Quote each record exactly, please, leaving none out.

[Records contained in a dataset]
● ● ● ● ● ● ●
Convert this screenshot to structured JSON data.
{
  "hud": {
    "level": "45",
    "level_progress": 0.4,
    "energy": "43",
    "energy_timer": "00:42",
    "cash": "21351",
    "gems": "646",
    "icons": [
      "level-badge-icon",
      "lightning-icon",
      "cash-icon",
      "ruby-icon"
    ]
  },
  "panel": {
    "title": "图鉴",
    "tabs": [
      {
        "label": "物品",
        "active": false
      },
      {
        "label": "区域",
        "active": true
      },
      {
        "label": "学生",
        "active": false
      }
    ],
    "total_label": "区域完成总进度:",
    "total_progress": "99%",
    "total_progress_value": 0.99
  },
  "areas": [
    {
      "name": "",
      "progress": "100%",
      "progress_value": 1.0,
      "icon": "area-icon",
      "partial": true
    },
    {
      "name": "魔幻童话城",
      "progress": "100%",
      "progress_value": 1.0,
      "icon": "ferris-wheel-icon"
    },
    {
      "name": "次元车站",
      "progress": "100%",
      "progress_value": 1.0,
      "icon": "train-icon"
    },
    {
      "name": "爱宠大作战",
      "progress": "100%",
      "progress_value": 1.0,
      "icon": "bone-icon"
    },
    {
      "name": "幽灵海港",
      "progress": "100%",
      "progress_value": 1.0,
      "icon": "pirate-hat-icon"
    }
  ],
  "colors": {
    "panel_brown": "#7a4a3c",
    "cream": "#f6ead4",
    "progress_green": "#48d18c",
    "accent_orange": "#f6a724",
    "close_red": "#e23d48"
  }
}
● ● ● ● ● ● ●
Exercise result:
Convert this screenshot to structured JSON data.
{
  "hud": {
    "level": "45",
    "level_progress": 0.4,
    "energy": "43",
    "energy_timer": "00:42",
    "cash": "21351",
    "gems": "646",
    "icons": [
      "level-badge-icon",
      "lightning-icon",
      "cash-icon",
      "ruby-icon"
    ]
  },
  "panel": {
    "title": "图鉴",
    "tabs": [
      {
        "label": "物品",
        "active": false
      },
      {
        "label": "区域",
        "active": true
      },
      {
        "label": "学生",
        "active": false
      }
    ],
    "total_label": "区域完成总进度:",
    "total_progress": "99%",
    "total_progress_value": 0.99
  },
  "areas": [
    {
      "name": "",
      "progress": "100%",
      "progress_value": 1.0,
      "icon": "area-icon",
      "partial": true
    },
    {
      "name": "魔幻童话城",
      "progress": "100%",
      "progress_value": 1.0,
      "icon": "ferris-wheel-icon"
    },
    {
      "name": "次元车站",
      "progress": "100%",
      "progress_value": 1.0,
      "icon": "train-icon"
    },
    {
      "name": "爱宠大作战",
      "progress": "100%",
      "progress_value": 1.0,
      "icon": "bone-icon"
    },
    {
      "name": "幽灵海港",
      "progress": "100%",
      "progress_value": 1.0,
      "icon": "pirate-hat-icon"
    }
  ],
  "colors": {
    "panel_brown": "#7a4a3c",
    "cream": "#f6ead4",
    "progress_green": "#48d18c",
    "accent_orange": "#f6a724",
    "close_red": "#e23d48"
  }
}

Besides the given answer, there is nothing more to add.